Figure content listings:
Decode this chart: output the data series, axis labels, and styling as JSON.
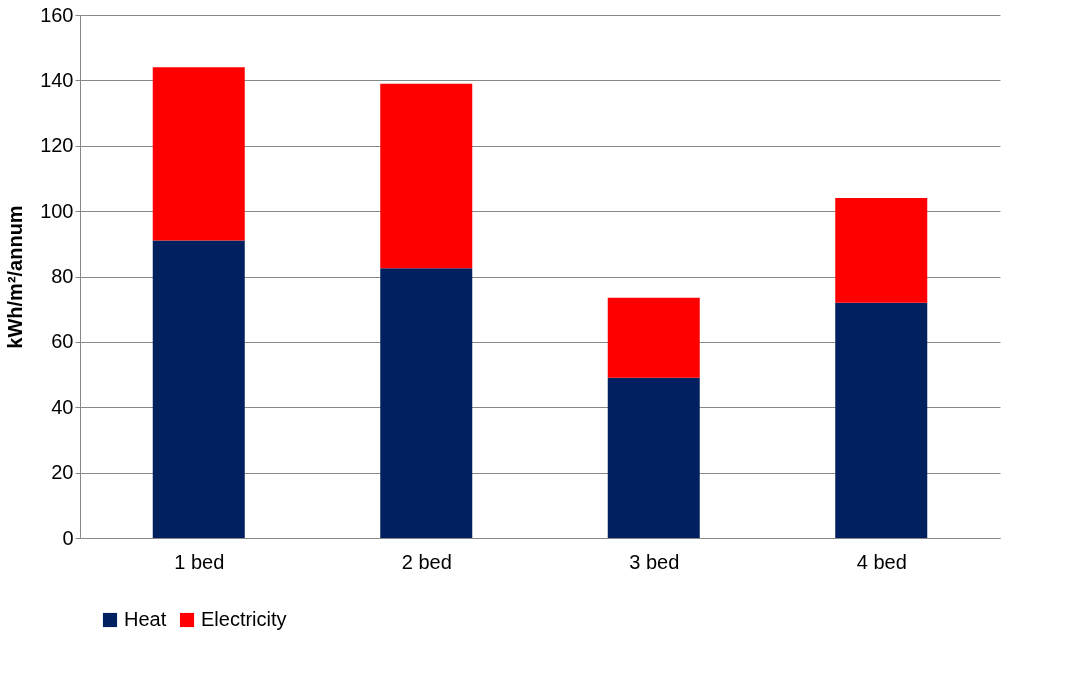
{
  "chart_data": {
    "type": "bar",
    "stacked": true,
    "ylabel": "kWh/m²/annum",
    "categories": [
      "1 bed",
      "2 bed",
      "3 bed",
      "4 bed"
    ],
    "series": [
      {
        "name": "Heat",
        "color": "#002060",
        "values": [
          91,
          82.5,
          49,
          72
        ]
      },
      {
        "name": "Electricity",
        "color": "#ff0000",
        "values": [
          53,
          56.5,
          24.5,
          32
        ]
      }
    ],
    "ylim": [
      0,
      160
    ],
    "yticks": [
      0,
      20,
      40,
      60,
      80,
      100,
      120,
      140,
      160
    ],
    "grid": "y",
    "legend": "bottom"
  }
}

▶ Exercise
Pictures don't belong in the copy. Transcribe every record exactly as it appears.

▶ Written response
Decode this chart: output the data series, axis labels, and styling as JSON.
{
  "chart_data": {
    "type": "bar",
    "stacked": true,
    "ylabel": "kWh/m²/annum",
    "categories": [
      "1 bed",
      "2 bed",
      "3 bed",
      "4 bed"
    ],
    "series": [
      {
        "name": "Heat",
        "color": "#002060",
        "values": [
          91,
          82.5,
          49,
          72
        ]
      },
      {
        "name": "Electricity",
        "color": "#ff0000",
        "values": [
          53,
          56.5,
          24.5,
          32
        ]
      }
    ],
    "ylim": [
      0,
      160
    ],
    "yticks": [
      0,
      20,
      40,
      60,
      80,
      100,
      120,
      140,
      160
    ],
    "grid": "y",
    "legend": "bottom"
  }
}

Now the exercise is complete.